WRITTEN TASK >> Count how many lines of the material hold "Erwerbstätige". Respond with that number alone.

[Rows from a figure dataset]
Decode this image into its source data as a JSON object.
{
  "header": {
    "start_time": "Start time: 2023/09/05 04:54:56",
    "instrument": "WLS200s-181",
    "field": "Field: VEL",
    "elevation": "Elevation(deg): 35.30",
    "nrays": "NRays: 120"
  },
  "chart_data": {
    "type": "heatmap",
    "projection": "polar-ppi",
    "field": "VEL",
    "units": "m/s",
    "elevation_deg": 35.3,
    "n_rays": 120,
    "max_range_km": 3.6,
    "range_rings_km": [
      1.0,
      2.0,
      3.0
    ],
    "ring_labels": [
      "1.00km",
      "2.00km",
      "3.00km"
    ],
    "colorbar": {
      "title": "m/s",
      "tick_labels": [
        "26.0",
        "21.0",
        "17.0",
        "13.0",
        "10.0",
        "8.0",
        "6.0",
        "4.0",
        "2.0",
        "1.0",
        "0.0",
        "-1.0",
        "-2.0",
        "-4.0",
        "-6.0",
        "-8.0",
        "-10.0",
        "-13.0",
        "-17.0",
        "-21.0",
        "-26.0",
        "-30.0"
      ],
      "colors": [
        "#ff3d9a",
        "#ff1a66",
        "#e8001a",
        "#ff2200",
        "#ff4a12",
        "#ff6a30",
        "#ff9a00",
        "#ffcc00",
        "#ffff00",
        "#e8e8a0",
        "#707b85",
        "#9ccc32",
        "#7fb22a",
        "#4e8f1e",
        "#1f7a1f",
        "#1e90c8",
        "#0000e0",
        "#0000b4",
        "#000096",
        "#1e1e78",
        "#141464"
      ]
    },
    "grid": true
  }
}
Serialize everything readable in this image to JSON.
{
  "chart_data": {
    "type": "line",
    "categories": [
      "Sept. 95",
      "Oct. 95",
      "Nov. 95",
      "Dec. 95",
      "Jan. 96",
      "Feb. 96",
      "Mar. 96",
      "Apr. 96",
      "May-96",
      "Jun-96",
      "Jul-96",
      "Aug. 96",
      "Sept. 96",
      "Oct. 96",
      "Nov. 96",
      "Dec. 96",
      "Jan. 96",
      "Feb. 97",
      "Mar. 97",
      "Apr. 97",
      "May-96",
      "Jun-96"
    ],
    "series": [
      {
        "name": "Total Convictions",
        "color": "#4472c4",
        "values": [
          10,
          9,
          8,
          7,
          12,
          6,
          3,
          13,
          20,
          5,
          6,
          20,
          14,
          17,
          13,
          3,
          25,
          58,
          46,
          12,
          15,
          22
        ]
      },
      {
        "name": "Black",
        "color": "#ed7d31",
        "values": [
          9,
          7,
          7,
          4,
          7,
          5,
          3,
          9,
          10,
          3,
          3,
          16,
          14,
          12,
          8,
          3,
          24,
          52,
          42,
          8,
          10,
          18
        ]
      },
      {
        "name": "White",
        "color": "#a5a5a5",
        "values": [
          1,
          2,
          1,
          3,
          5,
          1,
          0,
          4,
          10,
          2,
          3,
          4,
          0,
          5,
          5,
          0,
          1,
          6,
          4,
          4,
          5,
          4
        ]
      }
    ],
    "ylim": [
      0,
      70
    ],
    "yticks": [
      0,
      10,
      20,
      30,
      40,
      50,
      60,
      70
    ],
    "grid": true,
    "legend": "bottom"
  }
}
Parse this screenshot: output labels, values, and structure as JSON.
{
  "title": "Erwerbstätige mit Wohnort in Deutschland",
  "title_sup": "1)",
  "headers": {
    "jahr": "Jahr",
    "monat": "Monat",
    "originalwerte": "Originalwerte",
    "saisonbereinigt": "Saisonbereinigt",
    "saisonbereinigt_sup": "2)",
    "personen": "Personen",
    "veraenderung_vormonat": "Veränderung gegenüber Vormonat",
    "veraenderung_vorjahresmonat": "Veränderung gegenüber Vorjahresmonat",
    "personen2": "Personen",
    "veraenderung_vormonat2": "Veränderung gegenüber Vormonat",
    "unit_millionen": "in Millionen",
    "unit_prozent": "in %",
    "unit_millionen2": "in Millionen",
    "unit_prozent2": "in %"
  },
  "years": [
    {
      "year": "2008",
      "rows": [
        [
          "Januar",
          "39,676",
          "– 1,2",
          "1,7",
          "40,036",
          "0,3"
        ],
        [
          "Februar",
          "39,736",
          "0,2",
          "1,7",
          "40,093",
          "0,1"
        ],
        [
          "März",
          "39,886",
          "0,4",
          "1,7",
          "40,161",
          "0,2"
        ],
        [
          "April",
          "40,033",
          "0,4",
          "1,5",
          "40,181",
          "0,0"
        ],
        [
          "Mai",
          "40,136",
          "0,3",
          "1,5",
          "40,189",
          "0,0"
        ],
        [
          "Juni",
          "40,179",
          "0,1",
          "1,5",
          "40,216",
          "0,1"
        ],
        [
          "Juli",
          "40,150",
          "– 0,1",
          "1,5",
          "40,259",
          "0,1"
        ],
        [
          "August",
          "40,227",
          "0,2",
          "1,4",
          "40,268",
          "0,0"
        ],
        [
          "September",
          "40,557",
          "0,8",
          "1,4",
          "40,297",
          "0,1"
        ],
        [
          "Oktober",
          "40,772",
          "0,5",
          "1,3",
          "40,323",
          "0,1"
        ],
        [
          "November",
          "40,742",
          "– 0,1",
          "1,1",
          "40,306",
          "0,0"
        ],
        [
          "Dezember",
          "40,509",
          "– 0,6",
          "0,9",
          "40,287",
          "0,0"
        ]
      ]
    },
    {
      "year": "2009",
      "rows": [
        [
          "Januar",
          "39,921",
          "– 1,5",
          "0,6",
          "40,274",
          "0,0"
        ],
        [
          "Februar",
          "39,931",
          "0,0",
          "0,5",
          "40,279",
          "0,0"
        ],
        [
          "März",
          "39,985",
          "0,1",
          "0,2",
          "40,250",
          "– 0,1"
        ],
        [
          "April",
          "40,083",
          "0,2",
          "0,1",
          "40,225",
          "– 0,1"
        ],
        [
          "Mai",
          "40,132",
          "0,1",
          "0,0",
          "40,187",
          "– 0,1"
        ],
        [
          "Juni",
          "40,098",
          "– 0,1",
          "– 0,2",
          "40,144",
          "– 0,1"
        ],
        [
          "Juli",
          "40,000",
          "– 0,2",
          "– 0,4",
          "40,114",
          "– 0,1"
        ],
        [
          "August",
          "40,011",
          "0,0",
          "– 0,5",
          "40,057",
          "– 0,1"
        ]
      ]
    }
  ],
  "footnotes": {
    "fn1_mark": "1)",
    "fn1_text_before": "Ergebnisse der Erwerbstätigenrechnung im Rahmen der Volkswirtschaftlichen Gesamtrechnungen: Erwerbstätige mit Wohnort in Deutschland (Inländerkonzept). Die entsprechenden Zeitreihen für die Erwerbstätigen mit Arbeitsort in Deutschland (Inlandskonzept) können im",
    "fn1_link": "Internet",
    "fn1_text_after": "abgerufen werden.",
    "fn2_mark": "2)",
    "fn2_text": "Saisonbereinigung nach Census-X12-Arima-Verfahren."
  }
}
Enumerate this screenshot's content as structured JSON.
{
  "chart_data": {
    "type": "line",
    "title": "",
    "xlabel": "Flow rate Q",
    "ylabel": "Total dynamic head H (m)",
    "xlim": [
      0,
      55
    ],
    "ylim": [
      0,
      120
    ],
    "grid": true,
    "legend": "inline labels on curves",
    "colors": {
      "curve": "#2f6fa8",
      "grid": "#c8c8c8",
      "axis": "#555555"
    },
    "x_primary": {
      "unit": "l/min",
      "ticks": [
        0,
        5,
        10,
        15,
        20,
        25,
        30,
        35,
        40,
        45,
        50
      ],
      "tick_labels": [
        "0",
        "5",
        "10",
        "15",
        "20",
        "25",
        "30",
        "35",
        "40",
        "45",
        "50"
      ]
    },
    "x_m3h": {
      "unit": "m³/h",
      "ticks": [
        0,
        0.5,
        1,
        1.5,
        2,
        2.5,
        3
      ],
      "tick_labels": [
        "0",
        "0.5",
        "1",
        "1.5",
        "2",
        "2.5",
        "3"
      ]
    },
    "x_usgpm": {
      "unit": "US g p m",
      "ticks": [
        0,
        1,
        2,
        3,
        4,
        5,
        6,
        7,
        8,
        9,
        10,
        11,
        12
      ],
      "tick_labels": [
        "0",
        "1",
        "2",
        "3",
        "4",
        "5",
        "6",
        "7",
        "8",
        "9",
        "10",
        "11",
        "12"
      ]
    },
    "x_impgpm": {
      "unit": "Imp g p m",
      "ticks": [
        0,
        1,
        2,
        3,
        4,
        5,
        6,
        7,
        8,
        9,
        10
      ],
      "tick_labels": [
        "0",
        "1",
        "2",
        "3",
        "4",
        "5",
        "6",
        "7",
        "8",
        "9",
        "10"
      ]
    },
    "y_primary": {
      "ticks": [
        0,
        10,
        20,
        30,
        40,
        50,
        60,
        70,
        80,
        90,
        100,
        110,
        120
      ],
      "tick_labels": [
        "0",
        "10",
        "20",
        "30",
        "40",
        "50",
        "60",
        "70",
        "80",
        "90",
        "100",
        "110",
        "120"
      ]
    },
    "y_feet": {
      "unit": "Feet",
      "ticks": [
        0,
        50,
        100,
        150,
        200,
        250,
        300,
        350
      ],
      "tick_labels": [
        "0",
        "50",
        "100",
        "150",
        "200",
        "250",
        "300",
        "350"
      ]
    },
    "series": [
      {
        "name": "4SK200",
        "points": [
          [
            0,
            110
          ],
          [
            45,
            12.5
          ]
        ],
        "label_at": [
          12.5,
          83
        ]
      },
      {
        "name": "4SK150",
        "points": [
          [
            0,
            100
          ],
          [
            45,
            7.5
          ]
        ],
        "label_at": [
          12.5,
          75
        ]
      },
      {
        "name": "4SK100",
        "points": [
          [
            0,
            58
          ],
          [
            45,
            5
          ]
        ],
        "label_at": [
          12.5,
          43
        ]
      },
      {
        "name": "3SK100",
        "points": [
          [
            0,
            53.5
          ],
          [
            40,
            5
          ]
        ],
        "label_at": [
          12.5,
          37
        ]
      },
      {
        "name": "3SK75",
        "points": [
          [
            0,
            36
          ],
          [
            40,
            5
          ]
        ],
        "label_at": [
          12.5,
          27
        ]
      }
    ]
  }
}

TASK OUTPUT >> 2